• [Exercise details] Work through the listing below and count the lines that hold "machine". Answer with the number alone.

>> Begin Supplied entries

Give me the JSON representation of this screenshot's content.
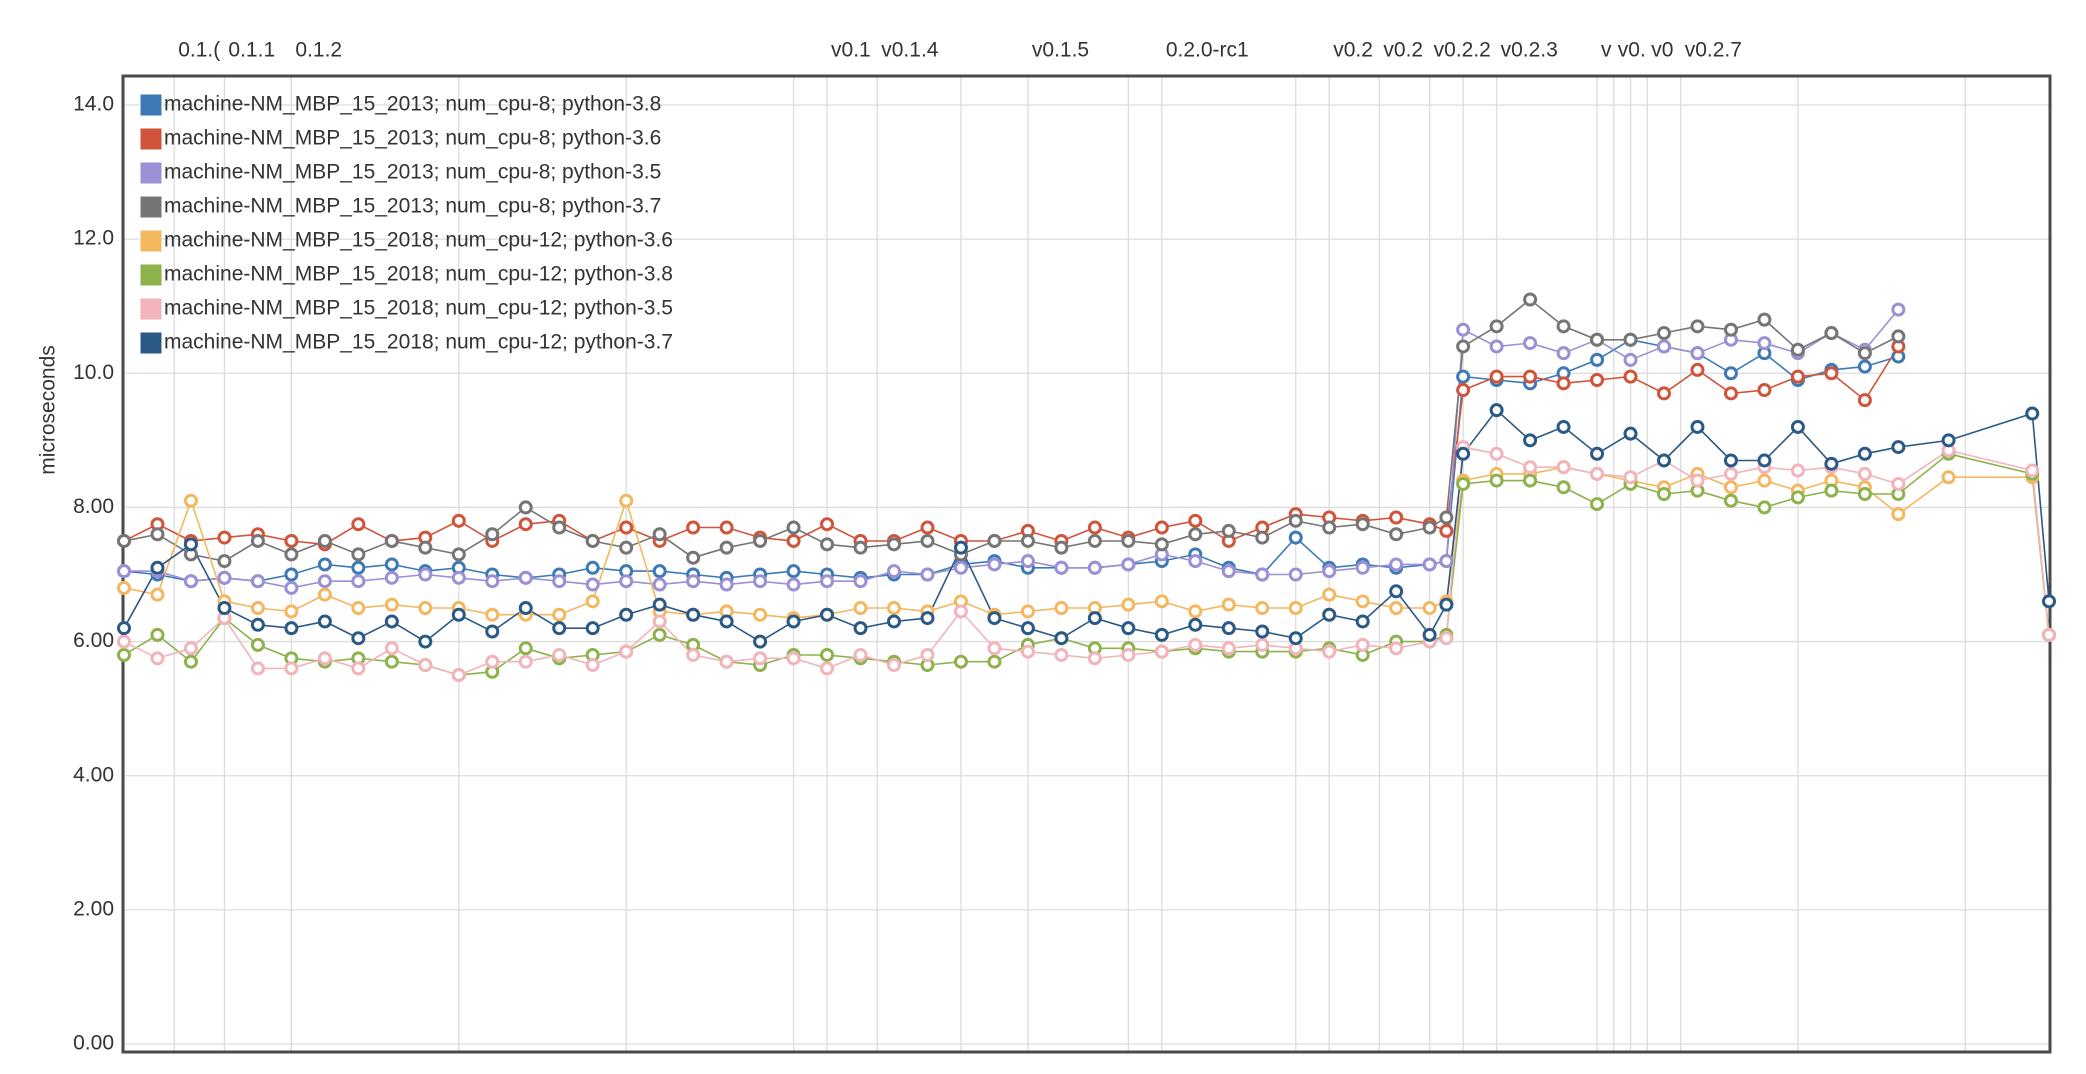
{
  "chart_data": {
    "type": "line",
    "y_label": "microseconds",
    "x": [
      0,
      2,
      4,
      6,
      8,
      10,
      12,
      14,
      16,
      18,
      20,
      22,
      24,
      26,
      28,
      30,
      32,
      34,
      36,
      38,
      40,
      42,
      44,
      46,
      48,
      50,
      52,
      54,
      56,
      58,
      60,
      62,
      64,
      66,
      68,
      70,
      72,
      74,
      76,
      78,
      79,
      80,
      82,
      84,
      86,
      88,
      90,
      92,
      94,
      96,
      98,
      100,
      102,
      104,
      106,
      109,
      114,
      115
    ],
    "xlim": [
      0,
      115
    ],
    "xticks": [
      0,
      10,
      20,
      30,
      40,
      50,
      60,
      70,
      80,
      90,
      100,
      110
    ],
    "ylim": [
      0,
      14
    ],
    "yticks": [
      {
        "value": 0,
        "label": "0.00"
      },
      {
        "value": 2,
        "label": "2.00"
      },
      {
        "value": 4,
        "label": "4.00"
      },
      {
        "value": 6,
        "label": "6.00"
      },
      {
        "value": 8,
        "label": "8.00"
      },
      {
        "value": 10,
        "label": "10.0"
      },
      {
        "value": 12,
        "label": "12.0"
      },
      {
        "value": 14,
        "label": "14.0"
      }
    ],
    "grid": true,
    "legend": "top-left",
    "annotations": [
      {
        "x": 3,
        "label": "0.1.("
      },
      {
        "x": 6,
        "label": "0.1.1"
      },
      {
        "x": 10,
        "label": "0.1.2"
      },
      {
        "x": 42,
        "label": "v0.1"
      },
      {
        "x": 45,
        "label": "v0.1.4"
      },
      {
        "x": 54,
        "label": "v0.1.5"
      },
      {
        "x": 62,
        "label": "0.2.0-rc1"
      },
      {
        "x": 72,
        "label": "v0.2"
      },
      {
        "x": 75,
        "label": "v0.2"
      },
      {
        "x": 78,
        "label": "v0.2.2"
      },
      {
        "x": 82,
        "label": "v0.2.3"
      },
      {
        "x": 88,
        "label": "v"
      },
      {
        "x": 89,
        "label": "v0."
      },
      {
        "x": 91,
        "label": "v0"
      },
      {
        "x": 93,
        "label": "v0.2.7"
      }
    ],
    "series": [
      {
        "name": "machine-NM_MBP_15_2013; num_cpu-8; python-3.8",
        "color": "#3d7ab5",
        "values": [
          7.05,
          7.0,
          6.9,
          6.95,
          6.9,
          7.0,
          7.15,
          7.1,
          7.15,
          7.05,
          7.1,
          7.0,
          6.95,
          7.0,
          7.1,
          7.05,
          7.05,
          7.0,
          6.95,
          7.0,
          7.05,
          7.0,
          6.95,
          7.0,
          7.0,
          7.15,
          7.2,
          7.1,
          7.1,
          7.1,
          7.15,
          7.2,
          7.3,
          7.1,
          7.0,
          7.55,
          7.1,
          7.15,
          7.1,
          7.15,
          7.2,
          9.95,
          9.9,
          9.85,
          10.0,
          10.2,
          10.5,
          10.4,
          10.3,
          10.0,
          10.3,
          9.9,
          10.05,
          10.1,
          10.25,
          null,
          null,
          null
        ]
      },
      {
        "name": "machine-NM_MBP_15_2013; num_cpu-8; python-3.6",
        "color": "#d1533a",
        "values": [
          7.5,
          7.75,
          7.5,
          7.55,
          7.6,
          7.5,
          7.45,
          7.75,
          7.5,
          7.55,
          7.8,
          7.5,
          7.75,
          7.8,
          7.5,
          7.7,
          7.5,
          7.7,
          7.7,
          7.55,
          7.5,
          7.75,
          7.5,
          7.5,
          7.7,
          7.5,
          7.5,
          7.65,
          7.5,
          7.7,
          7.55,
          7.7,
          7.8,
          7.5,
          7.7,
          7.9,
          7.85,
          7.8,
          7.85,
          7.75,
          7.65,
          9.75,
          9.95,
          9.95,
          9.85,
          9.9,
          9.95,
          9.7,
          10.05,
          9.7,
          9.75,
          9.95,
          10.0,
          9.6,
          10.4,
          null,
          null,
          null
        ]
      },
      {
        "name": "machine-NM_MBP_15_2013; num_cpu-8; python-3.5",
        "color": "#9b90d6",
        "values": [
          7.05,
          7.05,
          6.9,
          6.95,
          6.9,
          6.8,
          6.9,
          6.9,
          6.95,
          7.0,
          6.95,
          6.9,
          6.95,
          6.9,
          6.85,
          6.9,
          6.85,
          6.9,
          6.85,
          6.9,
          6.85,
          6.9,
          6.9,
          7.05,
          7.0,
          7.1,
          7.15,
          7.2,
          7.1,
          7.1,
          7.15,
          7.3,
          7.2,
          7.05,
          7.0,
          7.0,
          7.05,
          7.1,
          7.15,
          7.15,
          7.2,
          10.65,
          10.4,
          10.45,
          10.3,
          10.5,
          10.2,
          10.4,
          10.3,
          10.5,
          10.45,
          10.3,
          10.6,
          10.35,
          10.95,
          null,
          null,
          null
        ]
      },
      {
        "name": "machine-NM_MBP_15_2013; num_cpu-8; python-3.7",
        "color": "#757575",
        "values": [
          7.5,
          7.6,
          7.3,
          7.2,
          7.5,
          7.3,
          7.5,
          7.3,
          7.5,
          7.4,
          7.3,
          7.6,
          8.0,
          7.7,
          7.5,
          7.4,
          7.6,
          7.25,
          7.4,
          7.5,
          7.7,
          7.45,
          7.4,
          7.45,
          7.5,
          7.3,
          7.5,
          7.5,
          7.4,
          7.5,
          7.5,
          7.45,
          7.6,
          7.65,
          7.55,
          7.8,
          7.7,
          7.75,
          7.6,
          7.7,
          7.85,
          10.4,
          10.7,
          11.1,
          10.7,
          10.5,
          10.5,
          10.6,
          10.7,
          10.65,
          10.8,
          10.35,
          10.6,
          10.3,
          10.55,
          null,
          null,
          null
        ]
      },
      {
        "name": "machine-NM_MBP_15_2018; num_cpu-12; python-3.6",
        "color": "#f4b75f",
        "values": [
          6.8,
          6.7,
          8.1,
          6.6,
          6.5,
          6.45,
          6.7,
          6.5,
          6.55,
          6.5,
          6.5,
          6.4,
          6.4,
          6.4,
          6.6,
          8.1,
          6.45,
          6.4,
          6.45,
          6.4,
          6.35,
          6.4,
          6.5,
          6.5,
          6.45,
          6.6,
          6.4,
          6.45,
          6.5,
          6.5,
          6.55,
          6.6,
          6.45,
          6.55,
          6.5,
          6.5,
          6.7,
          6.6,
          6.5,
          6.5,
          6.6,
          8.4,
          8.5,
          8.5,
          8.6,
          8.5,
          8.4,
          8.3,
          8.5,
          8.3,
          8.4,
          8.25,
          8.4,
          8.3,
          7.9,
          8.45,
          8.45,
          6.1
        ]
      },
      {
        "name": "machine-NM_MBP_15_2018; num_cpu-12; python-3.8",
        "color": "#8db24c",
        "values": [
          5.8,
          6.1,
          5.7,
          6.35,
          5.95,
          5.75,
          5.7,
          5.75,
          5.7,
          5.65,
          5.5,
          5.55,
          5.9,
          5.75,
          5.8,
          5.85,
          6.1,
          5.95,
          5.7,
          5.65,
          5.8,
          5.8,
          5.75,
          5.7,
          5.65,
          5.7,
          5.7,
          5.95,
          6.05,
          5.9,
          5.9,
          5.85,
          5.9,
          5.85,
          5.85,
          5.85,
          5.9,
          5.8,
          6.0,
          6.0,
          6.1,
          8.35,
          8.4,
          8.4,
          8.3,
          8.05,
          8.35,
          8.2,
          8.25,
          8.1,
          8.0,
          8.15,
          8.25,
          8.2,
          8.2,
          8.8,
          8.5,
          6.1
        ]
      },
      {
        "name": "machine-NM_MBP_15_2018; num_cpu-12; python-3.5",
        "color": "#f2b3ba",
        "values": [
          6.0,
          5.75,
          5.9,
          6.35,
          5.6,
          5.6,
          5.75,
          5.6,
          5.9,
          5.65,
          5.5,
          5.7,
          5.7,
          5.8,
          5.65,
          5.85,
          6.3,
          5.8,
          5.7,
          5.75,
          5.75,
          5.6,
          5.8,
          5.65,
          5.8,
          6.45,
          5.9,
          5.85,
          5.8,
          5.75,
          5.8,
          5.85,
          5.95,
          5.9,
          5.95,
          5.9,
          5.85,
          5.95,
          5.9,
          6.0,
          6.05,
          8.9,
          8.8,
          8.6,
          8.6,
          8.5,
          8.45,
          8.7,
          8.4,
          8.5,
          8.6,
          8.55,
          8.6,
          8.5,
          8.35,
          8.85,
          8.55,
          6.1
        ]
      },
      {
        "name": "machine-NM_MBP_15_2018; num_cpu-12; python-3.7",
        "color": "#2b5986",
        "values": [
          6.2,
          7.1,
          7.45,
          6.5,
          6.25,
          6.2,
          6.3,
          6.05,
          6.3,
          6.0,
          6.4,
          6.15,
          6.5,
          6.2,
          6.2,
          6.4,
          6.55,
          6.4,
          6.3,
          6.0,
          6.3,
          6.4,
          6.2,
          6.3,
          6.35,
          7.4,
          6.35,
          6.2,
          6.05,
          6.35,
          6.2,
          6.1,
          6.25,
          6.2,
          6.15,
          6.05,
          6.4,
          6.3,
          6.75,
          6.1,
          6.55,
          8.8,
          9.45,
          9.0,
          9.2,
          8.8,
          9.1,
          8.7,
          9.2,
          8.7,
          8.7,
          9.2,
          8.65,
          8.8,
          8.9,
          9.0,
          9.4,
          6.6
        ]
      }
    ]
  }
}
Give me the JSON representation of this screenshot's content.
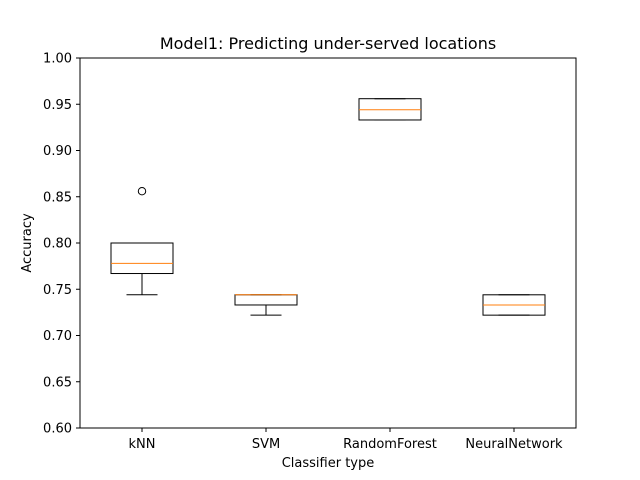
{
  "chart_data": {
    "type": "boxplot",
    "title": "Model1: Predicting under-served locations",
    "xlabel": "Classifier type",
    "ylabel": "Accuracy",
    "ylim": [
      0.6,
      1.0
    ],
    "yticks": [
      "0.60",
      "0.65",
      "0.70",
      "0.75",
      "0.80",
      "0.85",
      "0.90",
      "0.95",
      "1.00"
    ],
    "grid": false,
    "colors": {
      "box": "#000000",
      "median": "#ff7f0e",
      "background": "#ffffff"
    },
    "categories": [
      "kNN",
      "SVM",
      "RandomForest",
      "NeuralNetwork"
    ],
    "boxes": [
      {
        "whislo": 0.744,
        "q1": 0.767,
        "med": 0.778,
        "q3": 0.8,
        "whishi": 0.8,
        "fliers": [
          0.856
        ]
      },
      {
        "whislo": 0.722,
        "q1": 0.733,
        "med": 0.744,
        "q3": 0.744,
        "whishi": 0.744,
        "fliers": []
      },
      {
        "whislo": 0.933,
        "q1": 0.933,
        "med": 0.944,
        "q3": 0.956,
        "whishi": 0.956,
        "fliers": []
      },
      {
        "whislo": 0.722,
        "q1": 0.722,
        "med": 0.733,
        "q3": 0.744,
        "whishi": 0.744,
        "fliers": []
      }
    ]
  }
}
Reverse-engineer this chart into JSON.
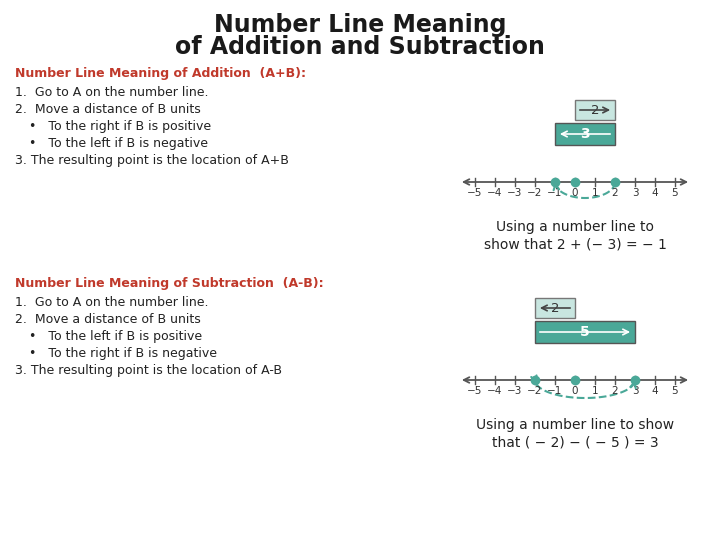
{
  "title_line1": "Number Line Meaning",
  "title_line2": "of Addition and Subtraction",
  "title_color": "#1a1a1a",
  "title_fontsize": 17,
  "bg_color": "#ffffff",
  "teal": "#4aa898",
  "teal_light": "#c8e6e0",
  "text_color_red": "#c0392b",
  "text_color_black": "#222222",
  "addition_header": "Number Line Meaning of Addition  (A+B):",
  "addition_steps": [
    "1.  Go to A on the number line.",
    "2.  Move a distance of B units",
    "•   To the right if B is positive",
    "•   To the left if B is negative",
    "3. The resulting point is the location of A+B"
  ],
  "subtraction_header": "Number Line Meaning of Subtraction  (A-B):",
  "subtraction_steps": [
    "1.  Go to A on the number line.",
    "2.  Move a distance of B units",
    "•   To the left if B is positive",
    "•   To the right if B is negative",
    "3. The resulting point is the location of A-B"
  ],
  "addition_caption_line1": "Using a number line to",
  "addition_caption_line2": "show that 2 + (− 3) = − 1",
  "subtraction_caption_line1": "Using a number line to show",
  "subtraction_caption_line2": "that ( − 2) − ( − 5 ) = 3"
}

>> End Supplied entries

• [Result of this task] 8